▸ The problem:
Select every line holding the word "Foundations" and copy it.

Records from a collection of figures
* * * * * * *
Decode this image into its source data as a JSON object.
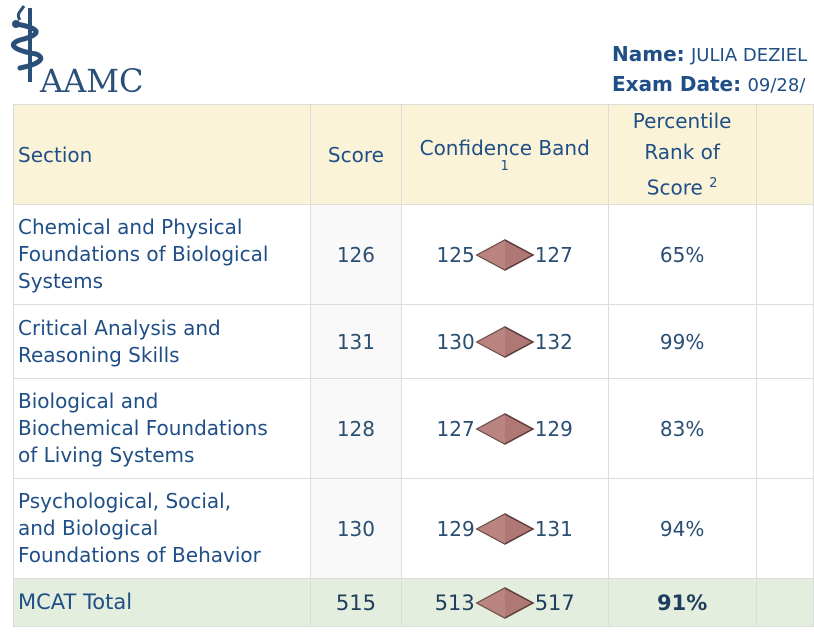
{
  "logo": {
    "text": "AAMC"
  },
  "header": {
    "name_label": "Name:",
    "name_value": "JULIA DEZIEL",
    "exam_label": "Exam Date:",
    "exam_value": "09/28/"
  },
  "table": {
    "columns": {
      "section": "Section",
      "score": "Score",
      "confidence_band": "Confidence Band",
      "confidence_note": "1",
      "percentile": "Percentile Rank of Score",
      "percentile_line1": "Percentile",
      "percentile_line2": "Rank of",
      "percentile_line3": "Score",
      "percentile_note": "2"
    },
    "rows": [
      {
        "section_lines": [
          "Chemical and Physical",
          "Foundations of Biological",
          "Systems"
        ],
        "score": "126",
        "band_low": "125",
        "band_high": "127",
        "percentile": "65%"
      },
      {
        "section_lines": [
          "Critical Analysis and",
          "Reasoning Skills"
        ],
        "score": "131",
        "band_low": "130",
        "band_high": "132",
        "percentile": "99%"
      },
      {
        "section_lines": [
          "Biological and",
          "Biochemical Foundations",
          "of Living Systems"
        ],
        "score": "128",
        "band_low": "127",
        "band_high": "129",
        "percentile": "83%"
      },
      {
        "section_lines": [
          "Psychological, Social,",
          "and Biological",
          "Foundations of Behavior"
        ],
        "score": "130",
        "band_low": "129",
        "band_high": "131",
        "percentile": "94%"
      }
    ],
    "total": {
      "section": "MCAT Total",
      "score": "515",
      "band_low": "513",
      "band_high": "517",
      "percentile": "91%"
    }
  },
  "colors": {
    "text": "#1f4f86",
    "header_bg": "#fbf3d8",
    "total_bg": "#e3eedf",
    "diamond": "#b07874"
  }
}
* * * * * * *
▸ Task answer:
          "Foundations of Biological",
          "Biochemical Foundations",
          "Foundations of Behavior"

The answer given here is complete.